### Problem to work on
Each record below is to be copied word for word, with pictures removed.

### Source records

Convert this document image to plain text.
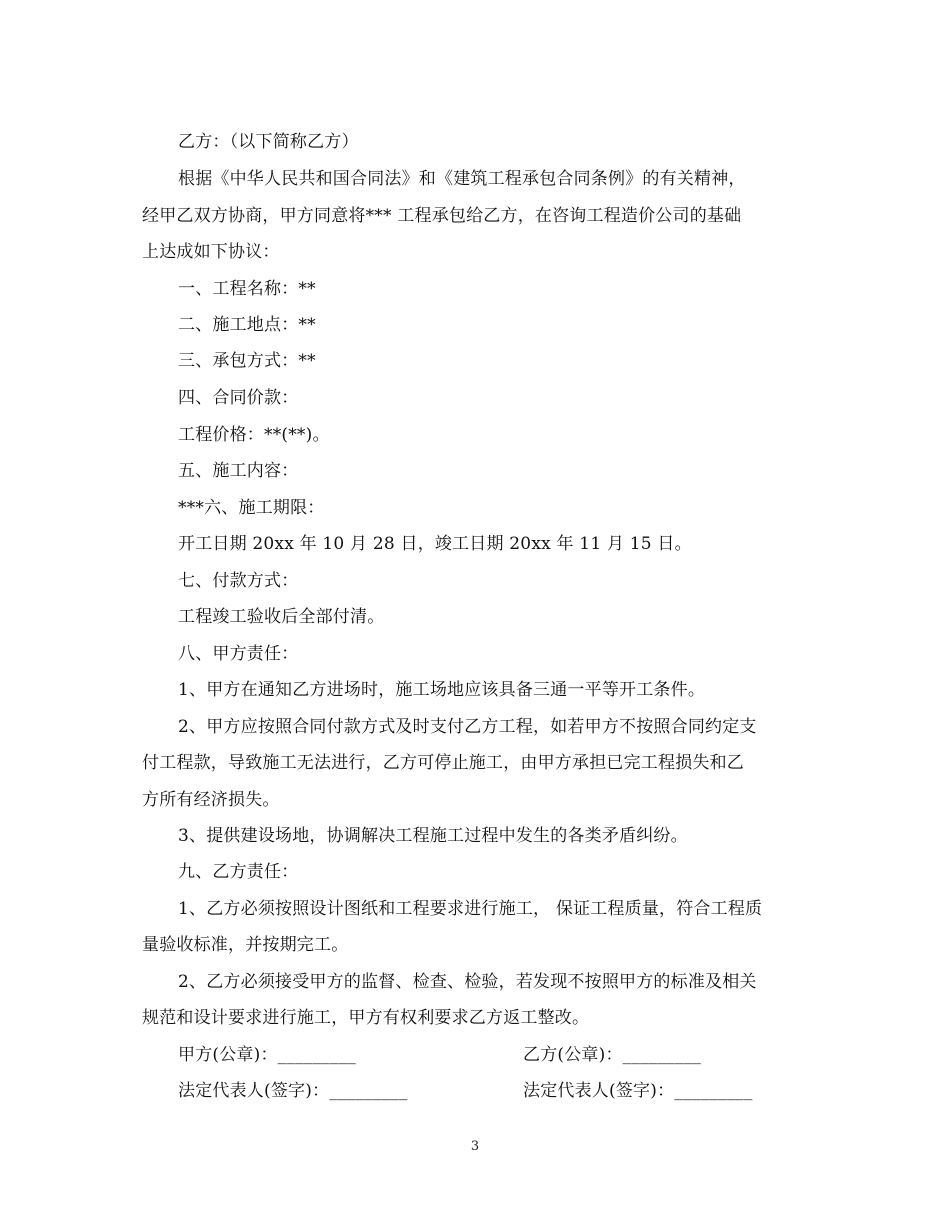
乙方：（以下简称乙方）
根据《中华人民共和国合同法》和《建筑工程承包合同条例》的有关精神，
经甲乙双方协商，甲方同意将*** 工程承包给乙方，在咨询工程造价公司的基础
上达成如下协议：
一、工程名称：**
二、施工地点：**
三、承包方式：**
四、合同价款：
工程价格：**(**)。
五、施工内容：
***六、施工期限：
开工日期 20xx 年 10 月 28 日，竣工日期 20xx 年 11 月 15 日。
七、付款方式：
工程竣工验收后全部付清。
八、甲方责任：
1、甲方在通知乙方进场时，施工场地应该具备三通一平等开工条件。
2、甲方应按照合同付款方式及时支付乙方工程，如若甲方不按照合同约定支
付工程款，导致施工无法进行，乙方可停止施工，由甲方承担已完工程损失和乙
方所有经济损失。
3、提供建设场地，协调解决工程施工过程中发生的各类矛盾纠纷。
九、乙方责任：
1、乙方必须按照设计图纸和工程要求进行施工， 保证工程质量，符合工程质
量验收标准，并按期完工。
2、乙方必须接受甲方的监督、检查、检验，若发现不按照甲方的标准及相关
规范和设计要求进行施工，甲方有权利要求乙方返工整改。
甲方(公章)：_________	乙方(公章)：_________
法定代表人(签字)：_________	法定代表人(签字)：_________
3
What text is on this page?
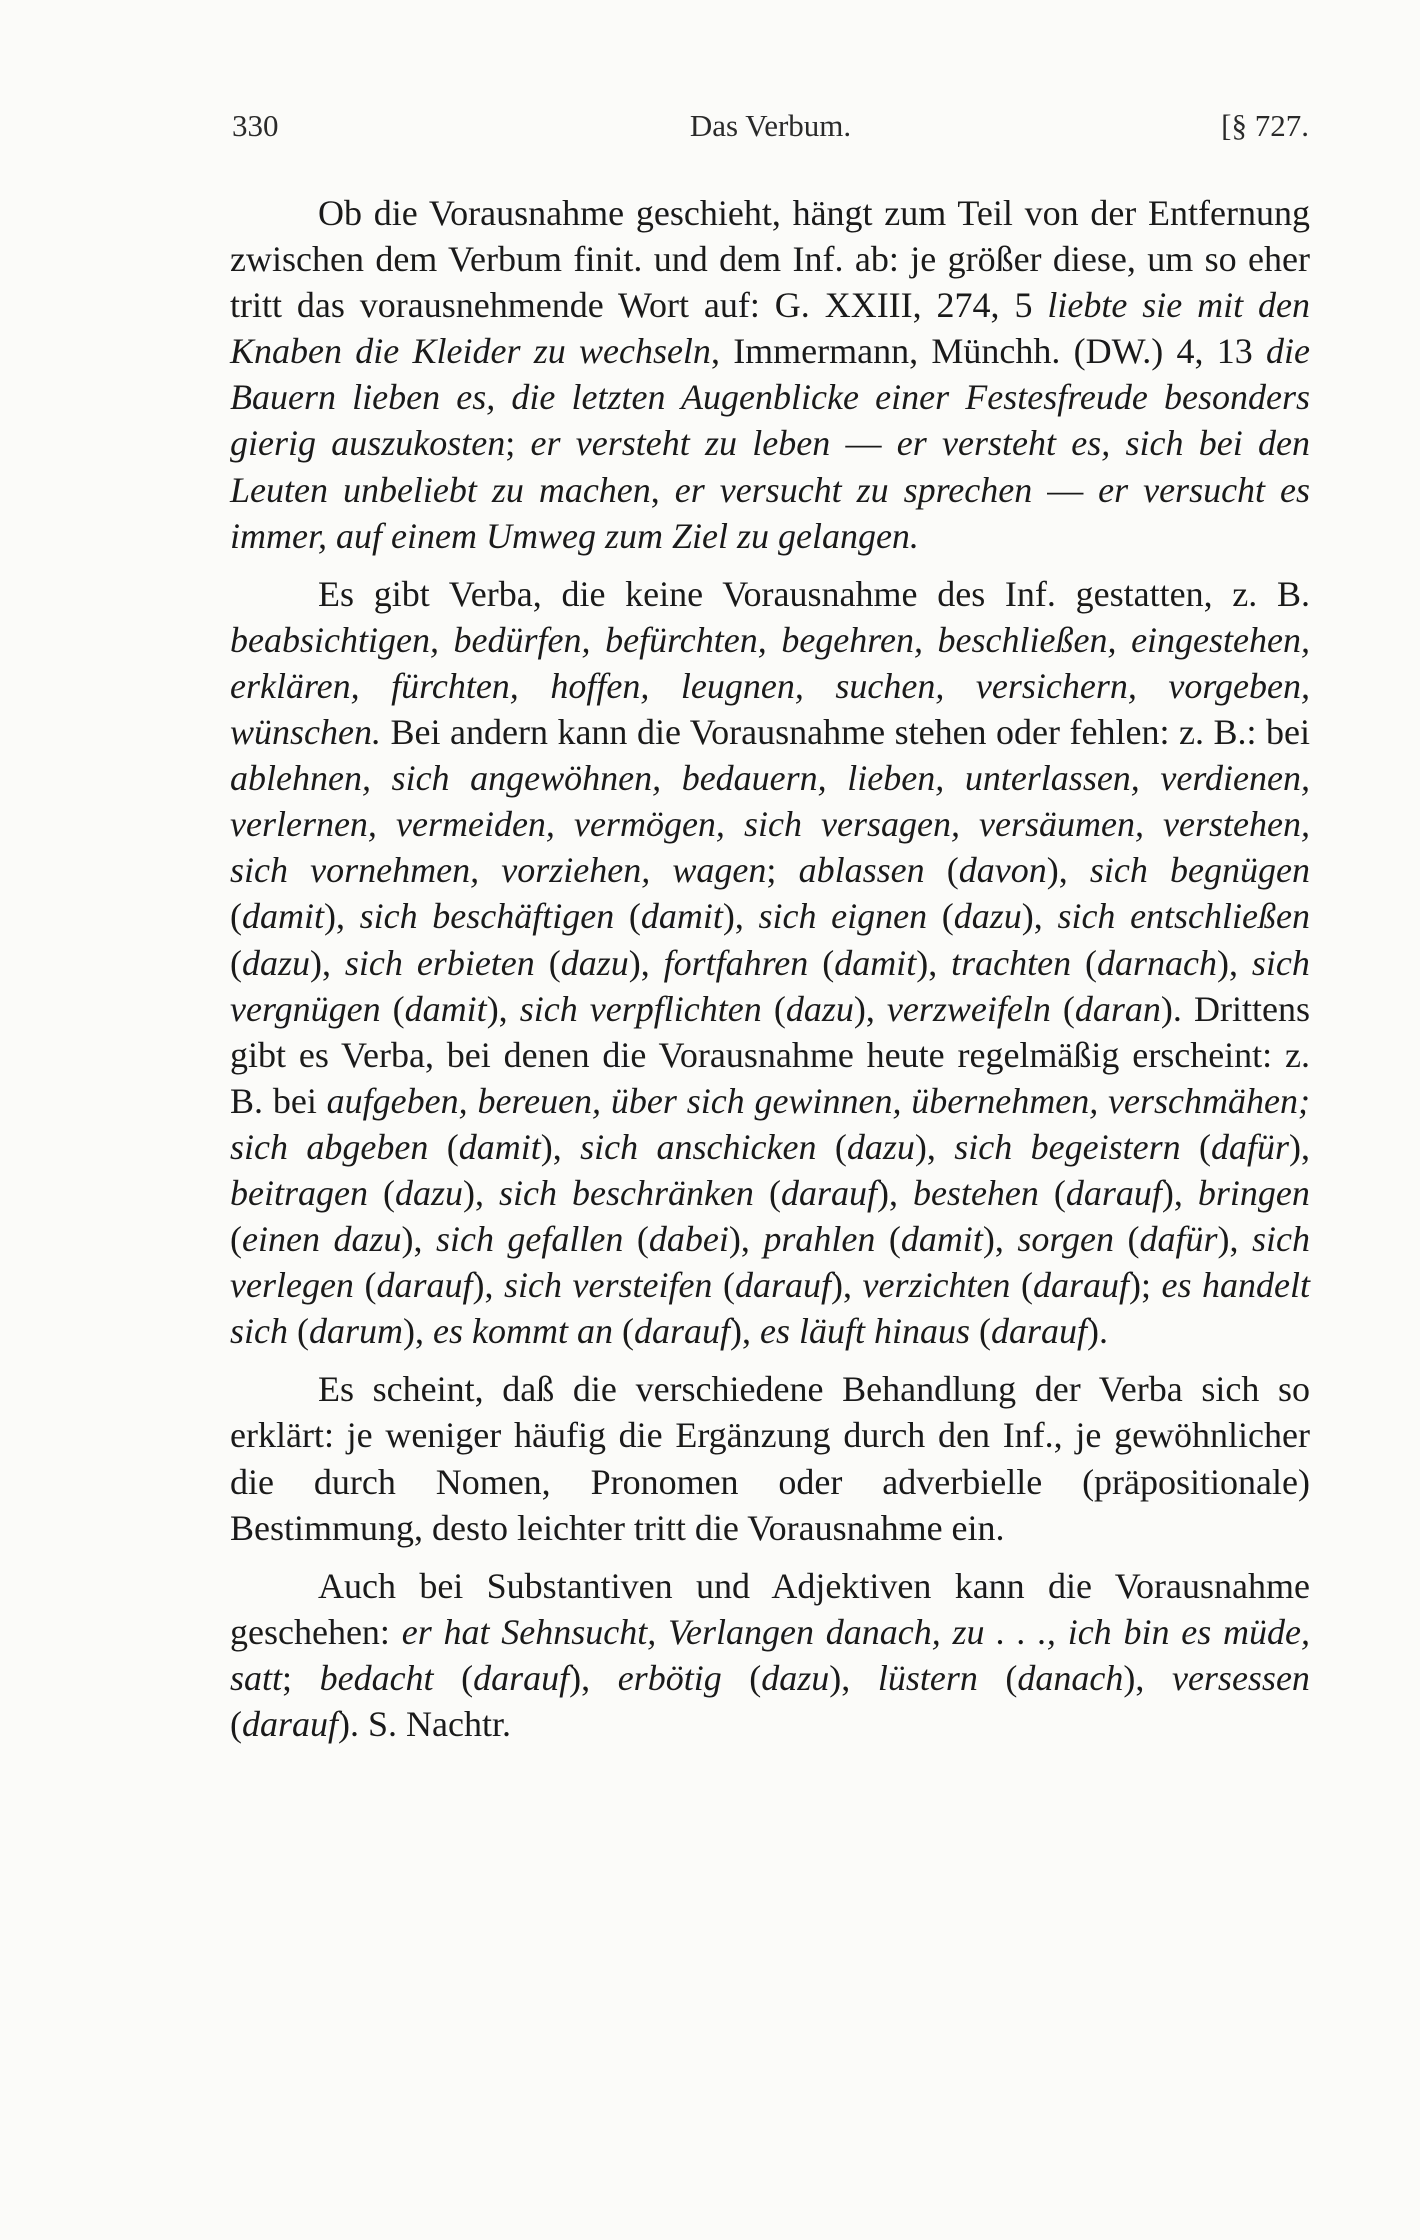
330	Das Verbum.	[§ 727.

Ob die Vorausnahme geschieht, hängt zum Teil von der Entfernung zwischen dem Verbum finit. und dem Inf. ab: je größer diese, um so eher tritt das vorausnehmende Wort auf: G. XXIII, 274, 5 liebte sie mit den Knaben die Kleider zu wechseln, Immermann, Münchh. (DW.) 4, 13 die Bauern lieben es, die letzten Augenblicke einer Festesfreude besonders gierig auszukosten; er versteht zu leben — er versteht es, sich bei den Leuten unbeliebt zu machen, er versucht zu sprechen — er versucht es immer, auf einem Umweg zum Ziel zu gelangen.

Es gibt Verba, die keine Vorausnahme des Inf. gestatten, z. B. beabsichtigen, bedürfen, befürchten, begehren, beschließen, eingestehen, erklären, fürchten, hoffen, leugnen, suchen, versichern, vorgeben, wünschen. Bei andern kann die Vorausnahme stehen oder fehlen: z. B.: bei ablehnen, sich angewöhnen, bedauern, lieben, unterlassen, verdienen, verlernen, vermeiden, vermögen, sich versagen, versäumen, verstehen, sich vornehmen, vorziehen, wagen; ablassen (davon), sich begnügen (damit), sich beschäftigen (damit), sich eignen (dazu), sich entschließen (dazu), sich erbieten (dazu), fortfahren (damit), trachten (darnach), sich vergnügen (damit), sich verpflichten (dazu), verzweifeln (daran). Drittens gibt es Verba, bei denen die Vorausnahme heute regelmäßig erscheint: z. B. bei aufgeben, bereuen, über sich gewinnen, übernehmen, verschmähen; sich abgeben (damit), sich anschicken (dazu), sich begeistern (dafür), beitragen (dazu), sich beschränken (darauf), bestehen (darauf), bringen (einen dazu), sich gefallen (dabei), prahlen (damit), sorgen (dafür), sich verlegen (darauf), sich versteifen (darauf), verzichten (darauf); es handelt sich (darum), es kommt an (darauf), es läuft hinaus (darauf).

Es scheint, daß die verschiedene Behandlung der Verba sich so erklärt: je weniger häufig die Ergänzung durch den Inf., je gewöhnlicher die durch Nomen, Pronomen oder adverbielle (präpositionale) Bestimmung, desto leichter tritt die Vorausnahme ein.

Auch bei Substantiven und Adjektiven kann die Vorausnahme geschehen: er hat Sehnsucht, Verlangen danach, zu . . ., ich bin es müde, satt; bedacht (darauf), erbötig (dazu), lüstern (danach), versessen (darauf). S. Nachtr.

### Solved problem
Convert this document image to plain text.
乙方：（以下简称乙方）
根据《中华人民共和国合同法》和《建筑工程承包合同条例》的有关精神，
经甲乙双方协商，甲方同意将*** 工程承包给乙方，在咨询工程造价公司的基础
上达成如下协议：
一、工程名称：**
二、施工地点：**
三、承包方式：**
四、合同价款：
工程价格：**(**)。
五、施工内容：
***六、施工期限：
开工日期 20xx 年 10 月 28 日，竣工日期 20xx 年 11 月 15 日。
七、付款方式：
工程竣工验收后全部付清。
八、甲方责任：
1、甲方在通知乙方进场时，施工场地应该具备三通一平等开工条件。
2、甲方应按照合同付款方式及时支付乙方工程，如若甲方不按照合同约定支
付工程款，导致施工无法进行，乙方可停止施工，由甲方承担已完工程损失和乙
方所有经济损失。
3、提供建设场地，协调解决工程施工过程中发生的各类矛盾纠纷。
九、乙方责任：
1、乙方必须按照设计图纸和工程要求进行施工， 保证工程质量，符合工程质
量验收标准，并按期完工。
2、乙方必须接受甲方的监督、检查、检验，若发现不按照甲方的标准及相关
规范和设计要求进行施工，甲方有权利要求乙方返工整改。
甲方(公章)：_________	乙方(公章)：_________
法定代表人(签字)：_________	法定代表人(签字)：_________
3
What text is on this page?
330	Das Verbum.	[§ 727.

Ob die Vorausnahme geschieht, hängt zum Teil von der Entfernung zwischen dem Verbum finit. und dem Inf. ab: je größer diese, um so eher tritt das vorausnehmende Wort auf: G. XXIII, 274, 5 liebte sie mit den Knaben die Kleider zu wechseln, Immermann, Münchh. (DW.) 4, 13 die Bauern lieben es, die letzten Augenblicke einer Festesfreude besonders gierig auszukosten; er versteht zu leben — er versteht es, sich bei den Leuten unbeliebt zu machen, er versucht zu sprechen — er versucht es immer, auf einem Umweg zum Ziel zu gelangen.

Es gibt Verba, die keine Vorausnahme des Inf. gestatten, z. B. beabsichtigen, bedürfen, befürchten, begehren, beschließen, eingestehen, erklären, fürchten, hoffen, leugnen, suchen, versichern, vorgeben, wünschen. Bei andern kann die Vorausnahme stehen oder fehlen: z. B.: bei ablehnen, sich angewöhnen, bedauern, lieben, unterlassen, verdienen, verlernen, vermeiden, vermögen, sich versagen, versäumen, verstehen, sich vornehmen, vorziehen, wagen; ablassen (davon), sich begnügen (damit), sich beschäftigen (damit), sich eignen (dazu), sich entschließen (dazu), sich erbieten (dazu), fortfahren (damit), trachten (darnach), sich vergnügen (damit), sich verpflichten (dazu), verzweifeln (daran). Drittens gibt es Verba, bei denen die Vorausnahme heute regelmäßig erscheint: z. B. bei aufgeben, bereuen, über sich gewinnen, übernehmen, verschmähen; sich abgeben (damit), sich anschicken (dazu), sich begeistern (dafür), beitragen (dazu), sich beschränken (darauf), bestehen (darauf), bringen (einen dazu), sich gefallen (dabei), prahlen (damit), sorgen (dafür), sich verlegen (darauf), sich versteifen (darauf), verzichten (darauf); es handelt sich (darum), es kommt an (darauf), es läuft hinaus (darauf).

Es scheint, daß die verschiedene Behandlung der Verba sich so erklärt: je weniger häufig die Ergänzung durch den Inf., je gewöhnlicher die durch Nomen, Pronomen oder adverbielle (präpositionale) Bestimmung, desto leichter tritt die Vorausnahme ein.

Auch bei Substantiven und Adjektiven kann die Vorausnahme geschehen: er hat Sehnsucht, Verlangen danach, zu . . ., ich bin es müde, satt; bedacht (darauf), erbötig (dazu), lüstern (danach), versessen (darauf). S. Nachtr.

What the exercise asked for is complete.